▸ WHAT TO DO:
From the listing below, tally the lines that include "text". Return only the total.

>> Begin DATA TO PROCESS

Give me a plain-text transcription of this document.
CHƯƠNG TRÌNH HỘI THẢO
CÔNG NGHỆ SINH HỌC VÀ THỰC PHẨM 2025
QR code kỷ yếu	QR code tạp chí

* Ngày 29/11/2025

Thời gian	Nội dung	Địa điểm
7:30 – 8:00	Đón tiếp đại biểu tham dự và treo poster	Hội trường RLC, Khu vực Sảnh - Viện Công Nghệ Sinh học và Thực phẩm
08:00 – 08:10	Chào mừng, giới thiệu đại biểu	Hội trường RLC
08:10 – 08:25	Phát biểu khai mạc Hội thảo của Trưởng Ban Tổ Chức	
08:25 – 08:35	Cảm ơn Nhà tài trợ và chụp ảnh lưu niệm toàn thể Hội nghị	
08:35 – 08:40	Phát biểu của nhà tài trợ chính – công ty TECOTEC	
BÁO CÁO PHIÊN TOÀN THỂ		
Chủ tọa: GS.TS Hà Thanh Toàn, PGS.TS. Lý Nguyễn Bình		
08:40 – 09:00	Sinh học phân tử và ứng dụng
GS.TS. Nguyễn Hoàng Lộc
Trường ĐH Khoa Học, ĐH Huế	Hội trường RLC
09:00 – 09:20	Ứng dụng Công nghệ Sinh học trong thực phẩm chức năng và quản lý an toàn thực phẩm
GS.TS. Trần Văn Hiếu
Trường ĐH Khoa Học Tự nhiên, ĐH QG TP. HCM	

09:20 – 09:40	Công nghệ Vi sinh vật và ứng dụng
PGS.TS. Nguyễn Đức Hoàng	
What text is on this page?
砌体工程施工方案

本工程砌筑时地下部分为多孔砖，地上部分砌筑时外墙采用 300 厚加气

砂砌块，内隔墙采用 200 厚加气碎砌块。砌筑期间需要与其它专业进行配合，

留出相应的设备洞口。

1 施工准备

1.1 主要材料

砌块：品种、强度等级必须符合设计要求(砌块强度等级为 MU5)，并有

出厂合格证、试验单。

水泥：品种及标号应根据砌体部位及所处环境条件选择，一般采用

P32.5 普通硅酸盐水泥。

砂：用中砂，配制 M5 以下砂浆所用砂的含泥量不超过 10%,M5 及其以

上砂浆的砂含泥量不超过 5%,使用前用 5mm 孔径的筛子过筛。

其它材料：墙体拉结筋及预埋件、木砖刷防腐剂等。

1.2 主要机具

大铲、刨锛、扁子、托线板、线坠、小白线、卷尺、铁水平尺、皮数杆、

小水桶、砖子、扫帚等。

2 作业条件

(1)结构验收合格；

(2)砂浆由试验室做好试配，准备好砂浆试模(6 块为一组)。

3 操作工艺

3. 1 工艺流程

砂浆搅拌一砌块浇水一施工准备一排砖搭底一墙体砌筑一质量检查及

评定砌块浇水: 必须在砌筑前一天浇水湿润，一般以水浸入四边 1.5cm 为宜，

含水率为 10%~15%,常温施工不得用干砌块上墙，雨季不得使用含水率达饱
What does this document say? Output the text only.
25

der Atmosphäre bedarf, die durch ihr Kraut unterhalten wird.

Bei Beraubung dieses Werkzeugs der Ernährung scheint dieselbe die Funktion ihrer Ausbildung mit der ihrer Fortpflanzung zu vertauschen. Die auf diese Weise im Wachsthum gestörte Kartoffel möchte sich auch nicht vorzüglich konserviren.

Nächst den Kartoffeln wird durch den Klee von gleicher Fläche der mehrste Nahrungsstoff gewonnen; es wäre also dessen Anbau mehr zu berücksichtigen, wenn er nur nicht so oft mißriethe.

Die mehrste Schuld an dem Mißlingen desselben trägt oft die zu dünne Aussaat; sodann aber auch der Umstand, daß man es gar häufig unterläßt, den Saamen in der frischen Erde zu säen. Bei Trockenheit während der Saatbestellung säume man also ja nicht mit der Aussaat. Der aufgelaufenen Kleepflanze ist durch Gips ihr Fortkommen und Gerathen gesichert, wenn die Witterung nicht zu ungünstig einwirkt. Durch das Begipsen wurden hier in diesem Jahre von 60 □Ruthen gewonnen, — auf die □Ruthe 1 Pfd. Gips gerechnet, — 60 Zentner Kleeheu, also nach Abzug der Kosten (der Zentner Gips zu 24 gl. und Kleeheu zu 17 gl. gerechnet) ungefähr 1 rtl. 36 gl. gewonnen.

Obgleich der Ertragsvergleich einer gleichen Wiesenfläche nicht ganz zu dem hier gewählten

>> End DATA TO PROCESS

▸ RESULT BELOW:
3